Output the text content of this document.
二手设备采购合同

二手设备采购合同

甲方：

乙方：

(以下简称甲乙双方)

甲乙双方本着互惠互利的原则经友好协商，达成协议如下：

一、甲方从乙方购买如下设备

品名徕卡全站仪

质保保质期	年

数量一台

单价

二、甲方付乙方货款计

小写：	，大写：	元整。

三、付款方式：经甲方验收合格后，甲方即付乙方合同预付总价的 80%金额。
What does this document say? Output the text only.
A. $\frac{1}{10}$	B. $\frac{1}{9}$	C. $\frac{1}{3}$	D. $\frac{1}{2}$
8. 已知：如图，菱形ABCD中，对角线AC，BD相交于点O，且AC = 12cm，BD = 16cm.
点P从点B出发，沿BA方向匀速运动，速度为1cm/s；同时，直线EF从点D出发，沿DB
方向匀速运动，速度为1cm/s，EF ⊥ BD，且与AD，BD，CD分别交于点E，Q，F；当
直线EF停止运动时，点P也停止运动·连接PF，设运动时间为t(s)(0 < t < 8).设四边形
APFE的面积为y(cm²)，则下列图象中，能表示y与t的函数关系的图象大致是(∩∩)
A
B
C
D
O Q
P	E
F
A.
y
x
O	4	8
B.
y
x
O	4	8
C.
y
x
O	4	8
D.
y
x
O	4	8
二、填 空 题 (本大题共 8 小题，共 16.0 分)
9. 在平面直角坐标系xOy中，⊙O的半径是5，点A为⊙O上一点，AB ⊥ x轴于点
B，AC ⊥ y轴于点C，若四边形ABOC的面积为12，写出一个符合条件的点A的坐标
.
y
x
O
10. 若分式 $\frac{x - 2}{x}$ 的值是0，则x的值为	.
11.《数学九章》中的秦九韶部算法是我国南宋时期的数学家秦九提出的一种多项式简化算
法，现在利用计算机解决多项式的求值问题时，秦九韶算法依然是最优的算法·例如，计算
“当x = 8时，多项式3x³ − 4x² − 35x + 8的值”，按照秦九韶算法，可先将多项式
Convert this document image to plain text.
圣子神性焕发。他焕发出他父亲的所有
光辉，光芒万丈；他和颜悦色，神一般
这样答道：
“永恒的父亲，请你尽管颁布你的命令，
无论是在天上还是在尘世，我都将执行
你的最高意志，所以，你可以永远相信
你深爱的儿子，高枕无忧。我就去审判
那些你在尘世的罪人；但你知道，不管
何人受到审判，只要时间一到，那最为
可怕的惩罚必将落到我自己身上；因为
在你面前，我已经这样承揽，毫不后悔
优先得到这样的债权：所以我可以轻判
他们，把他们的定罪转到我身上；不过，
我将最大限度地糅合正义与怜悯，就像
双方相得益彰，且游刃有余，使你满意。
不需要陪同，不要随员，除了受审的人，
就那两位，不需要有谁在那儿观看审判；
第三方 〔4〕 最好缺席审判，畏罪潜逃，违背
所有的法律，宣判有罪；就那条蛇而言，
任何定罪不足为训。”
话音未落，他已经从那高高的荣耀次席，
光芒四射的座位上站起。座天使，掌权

::::

### [Problem description]
Retype only the lines running from the line with "Convert this document image to plain text." to the end of the listing, including both of those lines.

### [Written response]
Convert this document image to plain text.
圣子神性焕发。他焕发出他父亲的所有
光辉，光芒万丈；他和颜悦色，神一般
这样答道：
“永恒的父亲，请你尽管颁布你的命令，
无论是在天上还是在尘世，我都将执行
你的最高意志，所以，你可以永远相信
你深爱的儿子，高枕无忧。我就去审判
那些你在尘世的罪人；但你知道，不管
何人受到审判，只要时间一到，那最为
可怕的惩罚必将落到我自己身上；因为
在你面前，我已经这样承揽，毫不后悔
优先得到这样的债权：所以我可以轻判
他们，把他们的定罪转到我身上；不过，
我将最大限度地糅合正义与怜悯，就像
双方相得益彰，且游刃有余，使你满意。
不需要陪同，不要随员，除了受审的人，
就那两位，不需要有谁在那儿观看审判；
第三方 〔4〕 最好缺席审判，畏罪潜逃，违背
所有的法律，宣判有罪；就那条蛇而言，
任何定罪不足为训。”
话音未落，他已经从那高高的荣耀次席，
光芒四射的座位上站起。座天使，掌权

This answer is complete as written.